### Supplied passage
The ratio of apples to pears is 23 to 2*x*, where *x* is a positive constant.  If the number of apples is reduced by 12, by how many must the number of pears by reduced to maintain the ratio?



Let's start by analyzing the problem step by step.

1. **Define the Variables:**
   - Let the number of apples be \( a \).
   - Let the number of pears be \( p \).
   - The ratio of apples to pears is given as \( \frac{a}{p} = \frac{23}{2x} \).

   Therefore, we have:
   \[
   a = \frac{23}{2x} \times p
   \]

2. **Account for the Reduction in Apples:**
   The problem states that the number of apples is reduced by 12. Let the new number of apples be \( a' = a - 12 \).

   To maintain the same ratio after this reduction:
   \[
   \frac{a - 12}{p'} = \frac{23}{2x}
   \]
   where \( p' \) is the new number of pears after the reduction.

### Extracted data
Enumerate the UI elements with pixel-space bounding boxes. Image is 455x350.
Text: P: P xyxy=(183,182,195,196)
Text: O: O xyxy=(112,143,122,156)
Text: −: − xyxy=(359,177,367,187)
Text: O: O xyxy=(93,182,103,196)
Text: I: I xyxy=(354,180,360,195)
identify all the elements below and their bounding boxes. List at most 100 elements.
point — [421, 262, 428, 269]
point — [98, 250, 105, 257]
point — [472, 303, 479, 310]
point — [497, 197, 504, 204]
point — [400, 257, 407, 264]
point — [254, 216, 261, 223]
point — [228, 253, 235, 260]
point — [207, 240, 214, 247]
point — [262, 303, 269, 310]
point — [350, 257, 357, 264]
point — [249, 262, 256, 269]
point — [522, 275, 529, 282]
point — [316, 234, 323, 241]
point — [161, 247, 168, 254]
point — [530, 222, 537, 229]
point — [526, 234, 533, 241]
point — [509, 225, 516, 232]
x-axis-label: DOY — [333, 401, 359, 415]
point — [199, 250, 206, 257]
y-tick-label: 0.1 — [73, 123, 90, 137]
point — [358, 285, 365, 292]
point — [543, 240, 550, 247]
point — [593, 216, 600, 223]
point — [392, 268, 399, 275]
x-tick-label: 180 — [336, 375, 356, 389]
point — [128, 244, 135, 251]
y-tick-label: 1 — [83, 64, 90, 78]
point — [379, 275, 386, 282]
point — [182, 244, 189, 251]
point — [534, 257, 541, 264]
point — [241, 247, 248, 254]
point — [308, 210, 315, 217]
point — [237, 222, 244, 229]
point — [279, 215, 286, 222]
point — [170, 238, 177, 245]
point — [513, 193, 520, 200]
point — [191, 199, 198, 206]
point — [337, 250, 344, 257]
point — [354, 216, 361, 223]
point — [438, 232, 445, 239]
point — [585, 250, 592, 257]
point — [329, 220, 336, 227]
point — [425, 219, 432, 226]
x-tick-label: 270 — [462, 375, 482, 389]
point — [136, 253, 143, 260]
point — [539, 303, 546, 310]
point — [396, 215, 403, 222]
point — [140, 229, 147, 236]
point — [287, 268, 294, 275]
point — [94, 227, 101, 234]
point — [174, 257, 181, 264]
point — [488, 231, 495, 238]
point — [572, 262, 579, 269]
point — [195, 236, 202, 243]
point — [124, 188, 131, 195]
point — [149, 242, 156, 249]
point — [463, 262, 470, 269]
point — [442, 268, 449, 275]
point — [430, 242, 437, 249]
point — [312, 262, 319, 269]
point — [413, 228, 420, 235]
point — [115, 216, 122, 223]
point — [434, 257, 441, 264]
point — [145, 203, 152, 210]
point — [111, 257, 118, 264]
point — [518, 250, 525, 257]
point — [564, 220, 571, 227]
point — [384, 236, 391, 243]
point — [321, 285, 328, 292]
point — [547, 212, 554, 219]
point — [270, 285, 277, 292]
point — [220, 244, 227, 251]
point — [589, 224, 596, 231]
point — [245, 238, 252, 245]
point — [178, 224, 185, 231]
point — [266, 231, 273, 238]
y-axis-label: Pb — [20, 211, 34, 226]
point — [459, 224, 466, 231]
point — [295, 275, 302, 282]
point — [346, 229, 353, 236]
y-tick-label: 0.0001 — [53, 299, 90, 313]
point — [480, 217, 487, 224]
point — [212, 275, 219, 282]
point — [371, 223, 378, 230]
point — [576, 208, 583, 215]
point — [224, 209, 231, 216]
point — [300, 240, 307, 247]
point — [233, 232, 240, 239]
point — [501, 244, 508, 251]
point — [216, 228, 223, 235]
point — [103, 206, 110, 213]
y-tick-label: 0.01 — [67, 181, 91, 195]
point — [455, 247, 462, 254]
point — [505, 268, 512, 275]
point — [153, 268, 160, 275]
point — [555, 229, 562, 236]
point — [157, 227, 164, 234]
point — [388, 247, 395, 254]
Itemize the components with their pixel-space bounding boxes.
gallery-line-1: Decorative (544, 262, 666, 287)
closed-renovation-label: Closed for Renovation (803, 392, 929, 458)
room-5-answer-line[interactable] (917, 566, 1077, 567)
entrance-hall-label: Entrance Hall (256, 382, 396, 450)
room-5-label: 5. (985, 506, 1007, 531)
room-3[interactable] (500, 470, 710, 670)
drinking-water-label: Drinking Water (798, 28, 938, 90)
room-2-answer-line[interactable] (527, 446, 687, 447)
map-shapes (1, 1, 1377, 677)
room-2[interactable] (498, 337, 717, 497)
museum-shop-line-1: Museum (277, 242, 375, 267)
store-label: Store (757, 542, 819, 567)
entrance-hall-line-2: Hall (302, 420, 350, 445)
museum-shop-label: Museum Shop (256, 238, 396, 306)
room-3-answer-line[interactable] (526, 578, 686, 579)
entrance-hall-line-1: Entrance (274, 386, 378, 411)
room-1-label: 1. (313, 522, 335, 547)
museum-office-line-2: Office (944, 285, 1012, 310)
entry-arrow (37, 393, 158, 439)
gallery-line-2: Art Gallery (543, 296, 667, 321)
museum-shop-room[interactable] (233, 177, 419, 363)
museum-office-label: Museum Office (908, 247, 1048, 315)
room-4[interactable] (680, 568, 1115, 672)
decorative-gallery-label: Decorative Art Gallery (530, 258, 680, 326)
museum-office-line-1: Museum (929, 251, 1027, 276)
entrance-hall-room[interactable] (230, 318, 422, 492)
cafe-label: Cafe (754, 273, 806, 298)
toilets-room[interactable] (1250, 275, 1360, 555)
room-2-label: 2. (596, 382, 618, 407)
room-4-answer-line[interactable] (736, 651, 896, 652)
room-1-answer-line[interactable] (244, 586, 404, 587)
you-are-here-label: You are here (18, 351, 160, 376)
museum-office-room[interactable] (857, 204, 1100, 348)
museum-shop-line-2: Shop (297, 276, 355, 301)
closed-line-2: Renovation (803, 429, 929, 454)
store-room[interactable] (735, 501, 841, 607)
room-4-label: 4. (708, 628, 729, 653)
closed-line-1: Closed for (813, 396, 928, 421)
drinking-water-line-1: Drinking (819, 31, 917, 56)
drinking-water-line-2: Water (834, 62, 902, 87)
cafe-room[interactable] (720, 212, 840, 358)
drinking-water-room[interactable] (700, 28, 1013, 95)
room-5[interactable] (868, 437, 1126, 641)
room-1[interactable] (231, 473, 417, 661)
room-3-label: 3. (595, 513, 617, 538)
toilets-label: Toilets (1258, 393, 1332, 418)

### Short exercise 1
Please rewrite the apples-and-pears problem between "The ratio of apples to pears is 23" and "step by step.", inclusive, switching "pears" to "oranges".
### Short exercise 2
Continue the apples-and-pears problem from its last line.
The data can be left aside.

### Exercise answer 1
The ratio of apples to oranges is 23 to 2*x*, where *x* is a positive constant.  If the number of apples is reduced by 12, by how many must the number of oranges by reduced to maintain the ratio?



Let's start by analyzing the problem step by step.

### Exercise answer 2
3. **Express the New Ratio:**
   From the original ratio, we know:
   \[
   a = \frac{23}{2x} \times p
   \]
   Substituting \( a \) in the equation:
   \[
   \frac{\frac{23}{2x} \times p - 12}{p'} = \frac{23}{2x}
   \]

4. **Solve for \( p' \):**
   To find \( p' \), we multiply both sides by \( p' \) and by \( \frac{2x}{23} \):
   \[
   \frac{23}{2x} \times p - 12 = \frac{23}{2x} \times p'
   \]

   Simplifying further:
   \[
   \frac{23}{2x} \times p - \frac{23}{2x} \times p' = 12
   \]

   Factoring out \( \frac{23}{2x} \):
   \[
   \frac{23}{2x} \times (p - p') = 12
   \]

   Now, solve for \( p - p' \):
   \[
   p - p' = \frac{12 \times 2x}{23}
   \]

   The quantity \( p - p' \) represents the reduction in the number of pears required to maintain the ratio.

Thus, the number of pears must be reduced by **\(\frac{24x}{23}\)** to maintain the ratio.

Would you like to explore this further or have any other questions?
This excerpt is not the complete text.